── Task data

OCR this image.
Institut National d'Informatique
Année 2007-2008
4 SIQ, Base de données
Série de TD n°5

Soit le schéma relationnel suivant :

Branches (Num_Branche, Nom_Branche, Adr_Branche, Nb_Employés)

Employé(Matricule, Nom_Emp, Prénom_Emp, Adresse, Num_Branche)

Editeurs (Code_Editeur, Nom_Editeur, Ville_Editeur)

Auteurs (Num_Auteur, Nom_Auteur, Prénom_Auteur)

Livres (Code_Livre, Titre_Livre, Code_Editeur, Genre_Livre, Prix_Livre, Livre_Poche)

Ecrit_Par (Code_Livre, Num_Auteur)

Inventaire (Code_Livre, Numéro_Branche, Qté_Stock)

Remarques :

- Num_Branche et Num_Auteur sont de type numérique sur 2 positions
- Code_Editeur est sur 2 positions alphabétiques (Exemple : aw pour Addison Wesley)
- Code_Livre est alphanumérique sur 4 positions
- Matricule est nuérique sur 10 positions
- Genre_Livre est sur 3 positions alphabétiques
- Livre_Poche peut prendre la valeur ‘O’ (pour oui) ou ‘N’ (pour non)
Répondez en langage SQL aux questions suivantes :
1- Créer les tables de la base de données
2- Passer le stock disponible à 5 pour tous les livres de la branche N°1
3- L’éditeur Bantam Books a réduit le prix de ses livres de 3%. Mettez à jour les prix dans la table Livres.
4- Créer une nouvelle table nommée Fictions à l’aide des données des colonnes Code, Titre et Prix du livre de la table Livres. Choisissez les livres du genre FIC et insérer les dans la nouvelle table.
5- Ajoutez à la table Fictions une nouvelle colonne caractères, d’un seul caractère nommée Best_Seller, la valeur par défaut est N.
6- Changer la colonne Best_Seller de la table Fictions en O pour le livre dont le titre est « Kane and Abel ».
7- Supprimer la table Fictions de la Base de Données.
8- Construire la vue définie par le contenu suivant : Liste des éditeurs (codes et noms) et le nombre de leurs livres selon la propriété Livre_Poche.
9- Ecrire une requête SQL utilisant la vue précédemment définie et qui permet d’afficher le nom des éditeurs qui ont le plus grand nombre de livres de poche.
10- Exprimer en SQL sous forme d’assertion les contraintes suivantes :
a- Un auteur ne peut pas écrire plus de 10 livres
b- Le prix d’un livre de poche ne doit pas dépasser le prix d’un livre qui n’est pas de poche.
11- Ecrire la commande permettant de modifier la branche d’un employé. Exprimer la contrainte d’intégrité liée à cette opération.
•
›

────

▶ What is required
Copy out the whole listing exactly.

▶ Output for this task
OCR this image.
Institut National d'Informatique
Année 2007-2008
4 SIQ, Base de données
Série de TD n°5

Soit le schéma relationnel suivant :

Branches (Num_Branche, Nom_Branche, Adr_Branche, Nb_Employés)

Employé(Matricule, Nom_Emp, Prénom_Emp, Adresse, Num_Branche)

Editeurs (Code_Editeur, Nom_Editeur, Ville_Editeur)

Auteurs (Num_Auteur, Nom_Auteur, Prénom_Auteur)

Livres (Code_Livre, Titre_Livre, Code_Editeur, Genre_Livre, Prix_Livre, Livre_Poche)

Ecrit_Par (Code_Livre, Num_Auteur)

Inventaire (Code_Livre, Numéro_Branche, Qté_Stock)

Remarques :

- Num_Branche et Num_Auteur sont de type numérique sur 2 positions
- Code_Editeur est sur 2 positions alphabétiques (Exemple : aw pour Addison Wesley)
- Code_Livre est alphanumérique sur 4 positions
- Matricule est nuérique sur 10 positions
- Genre_Livre est sur 3 positions alphabétiques
- Livre_Poche peut prendre la valeur ‘O’ (pour oui) ou ‘N’ (pour non)
Répondez en langage SQL aux questions suivantes :
1- Créer les tables de la base de données
2- Passer le stock disponible à 5 pour tous les livres de la branche N°1
3- L’éditeur Bantam Books a réduit le prix de ses livres de 3%. Mettez à jour les prix dans la table Livres.
4- Créer une nouvelle table nommée Fictions à l’aide des données des colonnes Code, Titre et Prix du livre de la table Livres. Choisissez les livres du genre FIC et insérer les dans la nouvelle table.
5- Ajoutez à la table Fictions une nouvelle colonne caractères, d’un seul caractère nommée Best_Seller, la valeur par défaut est N.
6- Changer la colonne Best_Seller de la table Fictions en O pour le livre dont le titre est « Kane and Abel ».
7- Supprimer la table Fictions de la Base de Données.
8- Construire la vue définie par le contenu suivant : Liste des éditeurs (codes et noms) et le nombre de leurs livres selon la propriété Livre_Poche.
9- Ecrire une requête SQL utilisant la vue précédemment définie et qui permet d’afficher le nom des éditeurs qui ont le plus grand nombre de livres de poche.
10- Exprimer en SQL sous forme d’assertion les contraintes suivantes :
a- Un auteur ne peut pas écrire plus de 10 livres
b- Le prix d’un livre de poche ne doit pas dépasser le prix d’un livre qui n’est pas de poche.
11- Ecrire la commande permettant de modifier la branche d’un employé. Exprimer la contrainte d’intégrité liée à cette opération.
•
›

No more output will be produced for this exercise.